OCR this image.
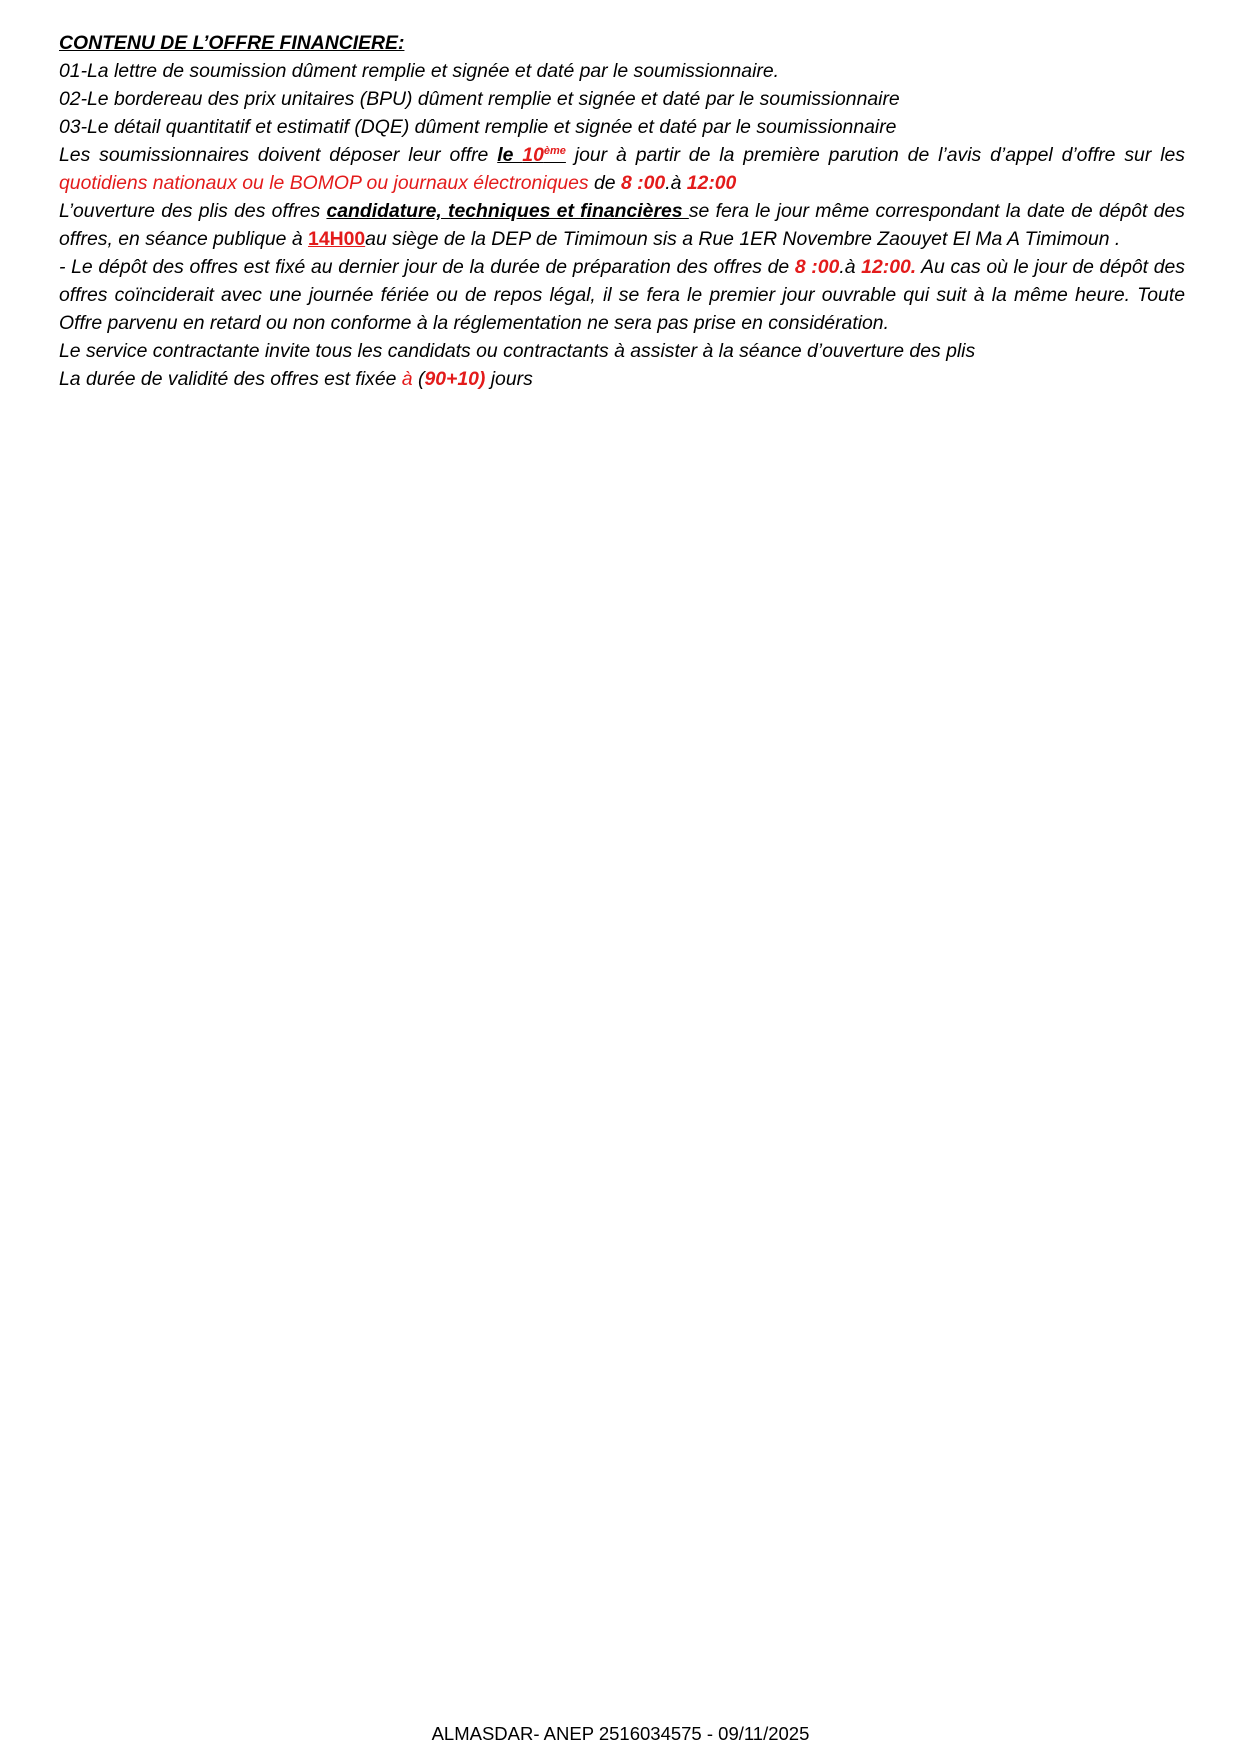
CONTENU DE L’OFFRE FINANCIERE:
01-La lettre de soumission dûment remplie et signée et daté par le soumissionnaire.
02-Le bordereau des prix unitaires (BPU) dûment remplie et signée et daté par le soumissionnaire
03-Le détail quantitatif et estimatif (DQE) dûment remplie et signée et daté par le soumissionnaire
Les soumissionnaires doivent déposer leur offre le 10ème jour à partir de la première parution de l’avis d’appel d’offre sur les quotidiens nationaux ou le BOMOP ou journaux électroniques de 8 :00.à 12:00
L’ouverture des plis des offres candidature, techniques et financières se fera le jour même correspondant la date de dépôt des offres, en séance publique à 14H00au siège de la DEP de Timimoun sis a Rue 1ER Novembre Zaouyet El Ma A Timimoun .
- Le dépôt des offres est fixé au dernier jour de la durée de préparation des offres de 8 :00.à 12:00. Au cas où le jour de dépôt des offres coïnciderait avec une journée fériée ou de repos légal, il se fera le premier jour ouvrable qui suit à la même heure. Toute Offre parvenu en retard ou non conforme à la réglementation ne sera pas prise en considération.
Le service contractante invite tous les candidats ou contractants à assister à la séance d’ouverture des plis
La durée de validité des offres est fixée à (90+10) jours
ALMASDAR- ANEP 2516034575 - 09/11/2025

...

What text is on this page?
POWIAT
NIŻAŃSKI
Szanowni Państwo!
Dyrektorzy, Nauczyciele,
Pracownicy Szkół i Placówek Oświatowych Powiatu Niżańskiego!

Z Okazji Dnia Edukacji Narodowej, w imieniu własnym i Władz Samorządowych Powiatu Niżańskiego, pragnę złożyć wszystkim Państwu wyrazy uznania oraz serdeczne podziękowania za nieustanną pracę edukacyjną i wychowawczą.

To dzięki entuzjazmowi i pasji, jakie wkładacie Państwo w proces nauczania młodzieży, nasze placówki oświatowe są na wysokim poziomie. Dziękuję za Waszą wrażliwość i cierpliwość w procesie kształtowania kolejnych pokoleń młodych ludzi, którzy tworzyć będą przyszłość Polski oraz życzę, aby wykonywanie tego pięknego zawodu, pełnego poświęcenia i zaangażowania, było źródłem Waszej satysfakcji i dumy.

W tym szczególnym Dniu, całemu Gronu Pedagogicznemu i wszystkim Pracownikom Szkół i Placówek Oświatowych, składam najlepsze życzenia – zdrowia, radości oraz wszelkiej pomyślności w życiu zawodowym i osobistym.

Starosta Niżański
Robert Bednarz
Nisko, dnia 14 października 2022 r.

---

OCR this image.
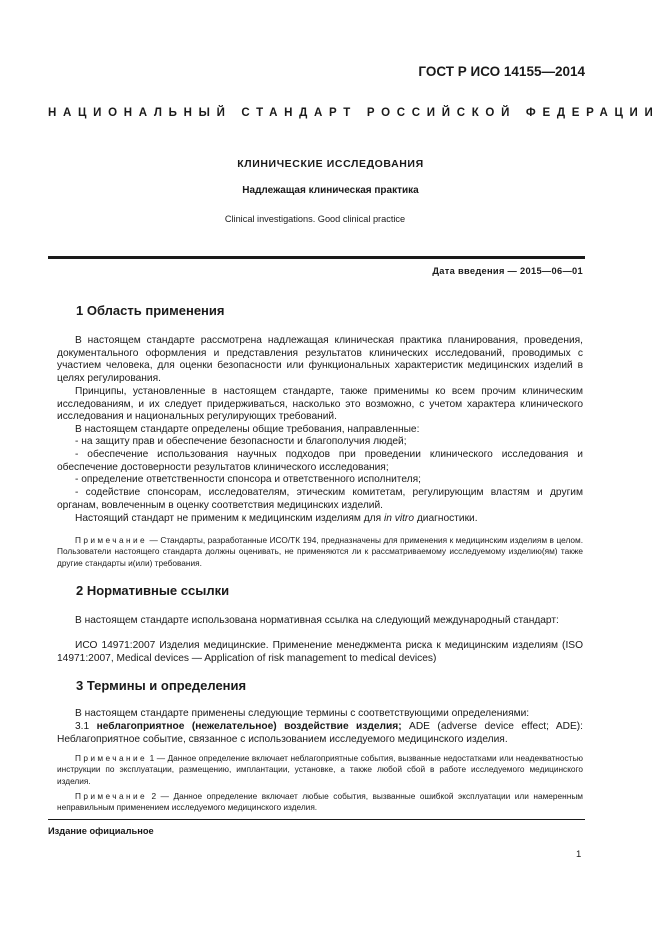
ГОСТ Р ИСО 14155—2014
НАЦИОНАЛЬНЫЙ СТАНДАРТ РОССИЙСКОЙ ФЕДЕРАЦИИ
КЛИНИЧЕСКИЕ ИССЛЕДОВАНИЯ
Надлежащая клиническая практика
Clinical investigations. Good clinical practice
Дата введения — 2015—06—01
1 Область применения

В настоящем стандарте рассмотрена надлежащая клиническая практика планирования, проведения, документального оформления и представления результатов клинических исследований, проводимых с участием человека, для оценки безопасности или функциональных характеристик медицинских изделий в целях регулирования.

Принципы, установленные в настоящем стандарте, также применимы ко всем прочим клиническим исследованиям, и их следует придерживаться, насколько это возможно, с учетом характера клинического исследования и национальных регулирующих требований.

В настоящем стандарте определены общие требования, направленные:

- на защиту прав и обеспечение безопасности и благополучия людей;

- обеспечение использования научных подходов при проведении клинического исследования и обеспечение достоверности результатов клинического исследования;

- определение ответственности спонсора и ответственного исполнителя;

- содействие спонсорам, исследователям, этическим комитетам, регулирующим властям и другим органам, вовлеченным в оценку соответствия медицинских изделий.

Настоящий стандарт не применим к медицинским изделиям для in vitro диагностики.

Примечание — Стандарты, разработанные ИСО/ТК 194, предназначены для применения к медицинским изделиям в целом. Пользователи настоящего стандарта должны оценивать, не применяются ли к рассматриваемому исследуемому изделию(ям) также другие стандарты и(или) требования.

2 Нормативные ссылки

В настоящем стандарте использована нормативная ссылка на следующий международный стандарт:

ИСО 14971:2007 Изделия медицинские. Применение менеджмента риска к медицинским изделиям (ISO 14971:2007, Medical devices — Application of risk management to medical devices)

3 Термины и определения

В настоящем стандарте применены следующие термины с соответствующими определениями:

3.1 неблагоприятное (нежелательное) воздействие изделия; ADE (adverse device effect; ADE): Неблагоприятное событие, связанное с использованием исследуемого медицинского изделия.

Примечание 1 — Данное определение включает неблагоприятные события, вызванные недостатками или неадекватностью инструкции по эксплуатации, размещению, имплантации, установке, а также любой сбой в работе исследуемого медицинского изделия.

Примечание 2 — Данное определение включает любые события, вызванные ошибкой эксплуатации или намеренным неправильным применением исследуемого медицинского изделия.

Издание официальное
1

— REQUIREMENTS —
From the records above, copy every line that holds the word "daté".

— CORRECT OUTPUT —
01-La lettre de soumission dûment remplie et signée et daté par le soumissionnaire.
02-Le bordereau des prix unitaires (BPU) dûment remplie et signée et daté par le soumissionnaire
03-Le détail quantitatif et estimatif (DQE) dûment remplie et signée et daté par le soumissionnaire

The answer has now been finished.